▶ Task prompt
Copy each line that contains the word "structured".

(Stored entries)
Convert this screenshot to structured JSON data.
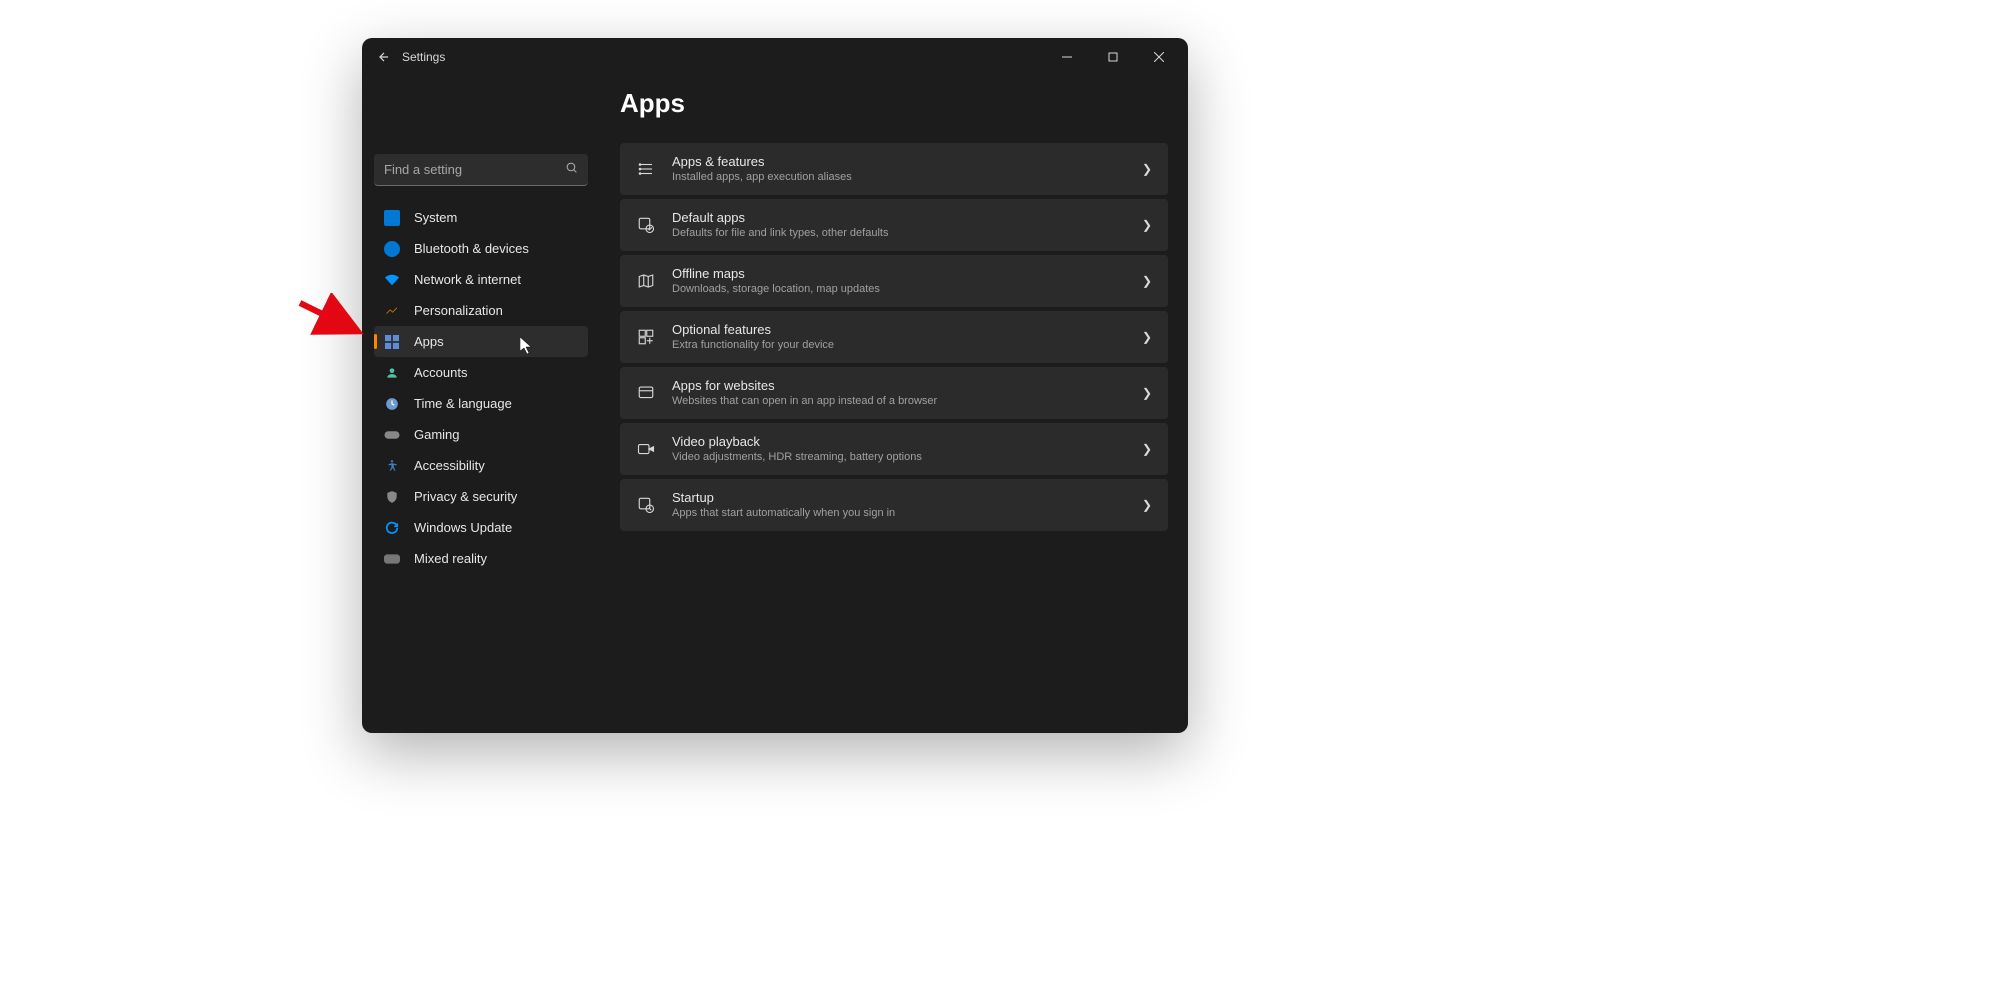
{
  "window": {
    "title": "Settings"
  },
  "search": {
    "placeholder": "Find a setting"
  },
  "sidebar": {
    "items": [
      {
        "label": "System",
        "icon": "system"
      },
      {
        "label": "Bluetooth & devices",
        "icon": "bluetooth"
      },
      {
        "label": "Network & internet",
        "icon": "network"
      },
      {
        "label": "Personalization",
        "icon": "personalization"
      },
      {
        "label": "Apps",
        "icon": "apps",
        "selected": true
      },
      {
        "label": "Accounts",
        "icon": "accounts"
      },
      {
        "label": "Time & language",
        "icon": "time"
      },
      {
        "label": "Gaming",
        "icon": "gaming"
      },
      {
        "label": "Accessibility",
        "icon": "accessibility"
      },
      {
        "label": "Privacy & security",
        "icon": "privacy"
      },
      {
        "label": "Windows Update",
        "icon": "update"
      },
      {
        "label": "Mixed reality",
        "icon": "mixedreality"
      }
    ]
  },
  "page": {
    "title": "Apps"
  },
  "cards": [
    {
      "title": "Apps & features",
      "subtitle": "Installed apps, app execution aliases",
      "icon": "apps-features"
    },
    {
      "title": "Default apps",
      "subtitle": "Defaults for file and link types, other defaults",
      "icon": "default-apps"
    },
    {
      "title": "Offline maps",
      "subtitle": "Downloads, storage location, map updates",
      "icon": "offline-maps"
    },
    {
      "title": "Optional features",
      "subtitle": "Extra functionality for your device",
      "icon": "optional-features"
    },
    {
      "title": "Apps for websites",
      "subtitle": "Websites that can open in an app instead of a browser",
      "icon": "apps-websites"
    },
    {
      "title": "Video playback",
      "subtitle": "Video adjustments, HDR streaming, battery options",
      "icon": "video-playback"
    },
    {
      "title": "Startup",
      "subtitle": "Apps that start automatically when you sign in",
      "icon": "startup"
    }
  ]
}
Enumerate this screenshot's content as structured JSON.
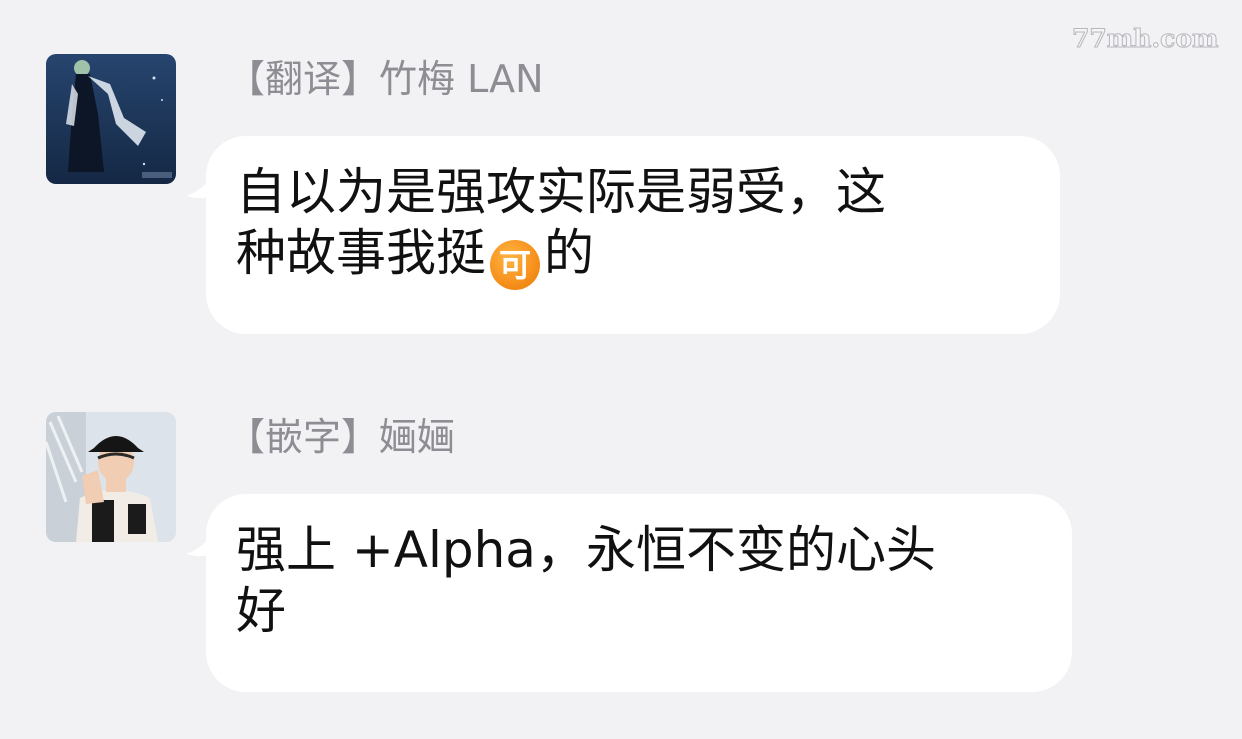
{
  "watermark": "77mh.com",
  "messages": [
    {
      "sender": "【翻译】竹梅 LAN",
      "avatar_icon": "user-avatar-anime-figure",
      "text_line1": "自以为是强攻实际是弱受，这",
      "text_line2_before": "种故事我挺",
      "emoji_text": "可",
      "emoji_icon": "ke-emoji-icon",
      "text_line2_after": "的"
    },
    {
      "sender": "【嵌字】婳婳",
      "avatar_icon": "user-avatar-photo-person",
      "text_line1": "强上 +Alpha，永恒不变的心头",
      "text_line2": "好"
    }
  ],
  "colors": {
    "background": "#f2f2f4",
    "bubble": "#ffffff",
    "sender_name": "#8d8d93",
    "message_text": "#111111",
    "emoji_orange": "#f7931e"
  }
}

...

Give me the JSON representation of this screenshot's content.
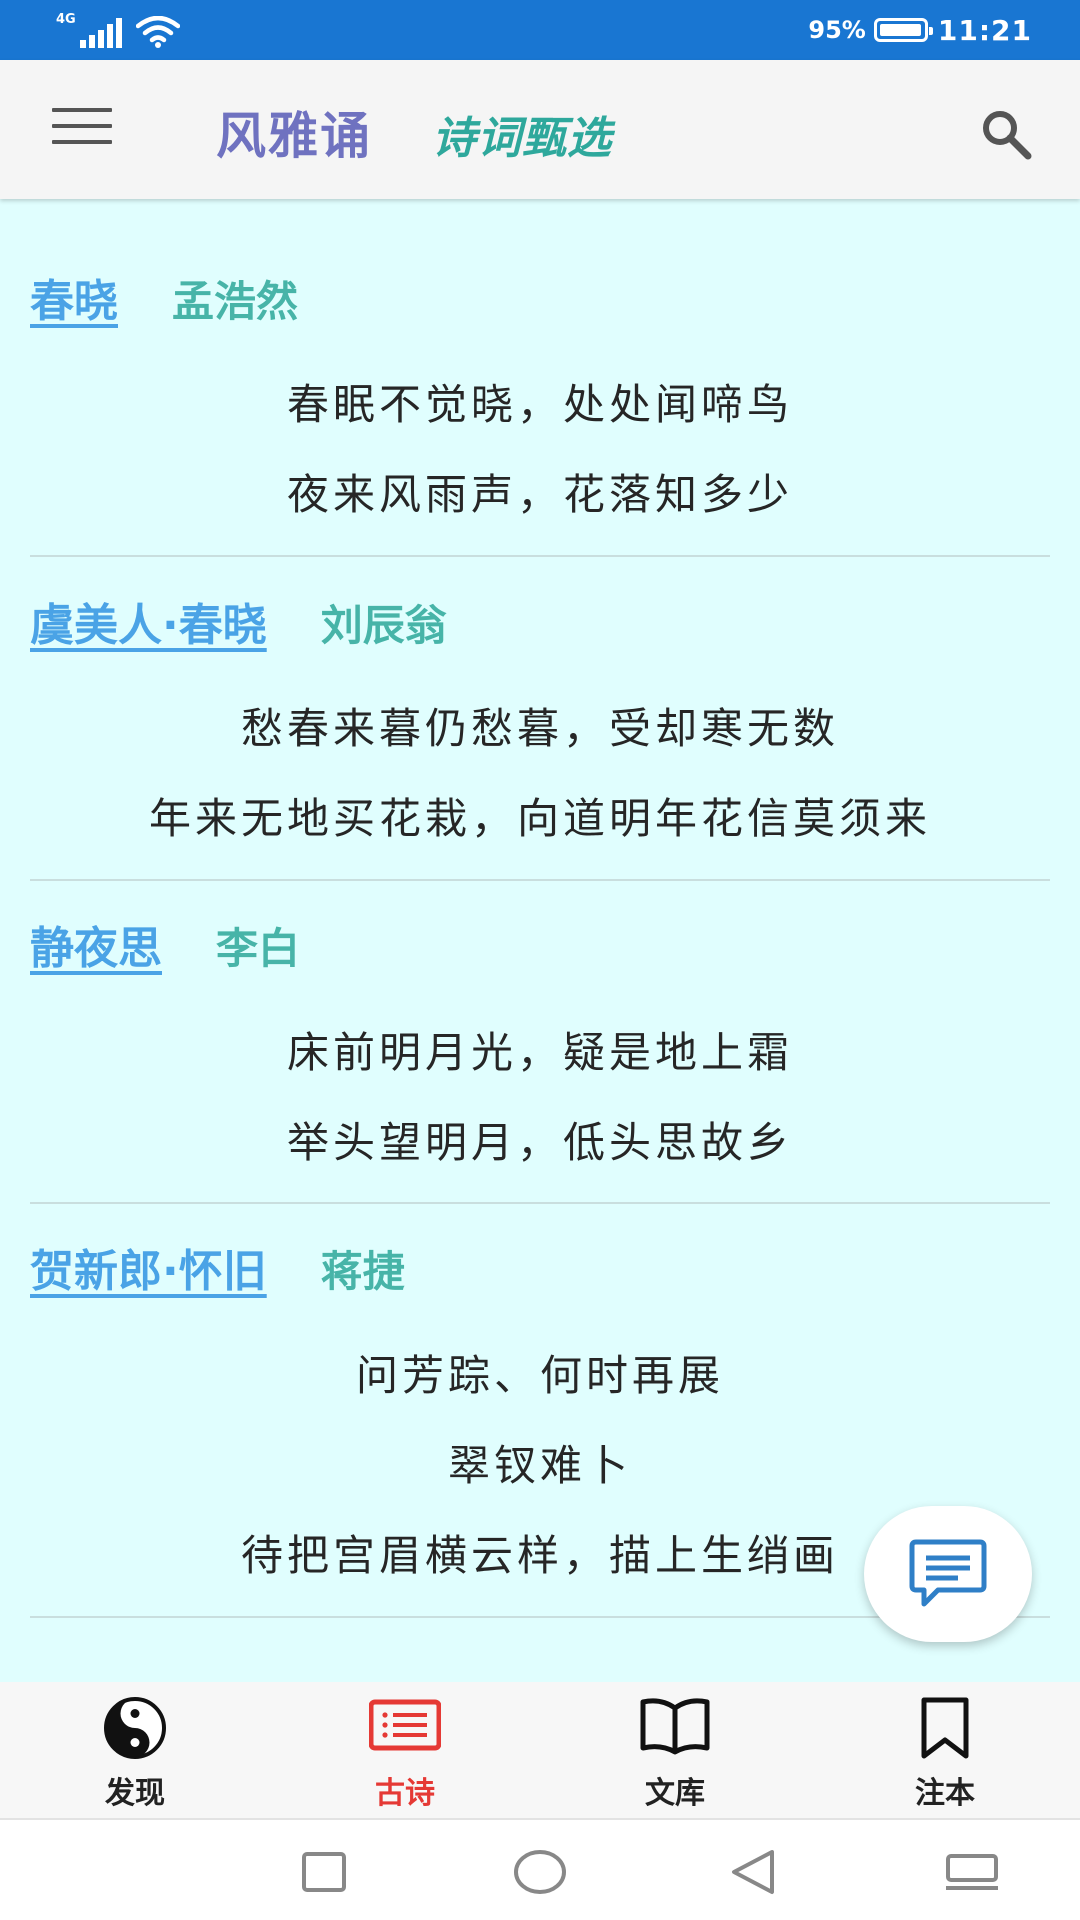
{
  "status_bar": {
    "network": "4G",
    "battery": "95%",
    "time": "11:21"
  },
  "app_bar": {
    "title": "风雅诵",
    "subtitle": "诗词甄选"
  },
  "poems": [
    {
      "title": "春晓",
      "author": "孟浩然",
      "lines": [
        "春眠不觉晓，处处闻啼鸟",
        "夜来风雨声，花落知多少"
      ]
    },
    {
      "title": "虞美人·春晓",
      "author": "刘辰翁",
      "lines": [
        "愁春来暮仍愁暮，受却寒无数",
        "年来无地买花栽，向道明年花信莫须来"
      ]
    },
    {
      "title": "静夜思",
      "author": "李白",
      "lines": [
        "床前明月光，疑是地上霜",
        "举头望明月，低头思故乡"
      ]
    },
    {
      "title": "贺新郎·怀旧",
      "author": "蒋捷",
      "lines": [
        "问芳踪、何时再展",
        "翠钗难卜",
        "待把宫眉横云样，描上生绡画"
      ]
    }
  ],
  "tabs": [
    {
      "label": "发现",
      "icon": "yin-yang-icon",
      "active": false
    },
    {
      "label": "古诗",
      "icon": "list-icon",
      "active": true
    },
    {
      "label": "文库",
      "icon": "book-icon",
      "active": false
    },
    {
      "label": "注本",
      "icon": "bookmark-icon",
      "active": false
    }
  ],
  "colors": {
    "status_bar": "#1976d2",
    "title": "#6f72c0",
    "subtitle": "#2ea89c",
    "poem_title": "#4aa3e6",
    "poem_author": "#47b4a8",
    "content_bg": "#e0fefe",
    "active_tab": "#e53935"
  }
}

▶ Answer to the exercise
Convert this screenshot to structured JSON data.
Enumerate this screenshot's content as structured JSON.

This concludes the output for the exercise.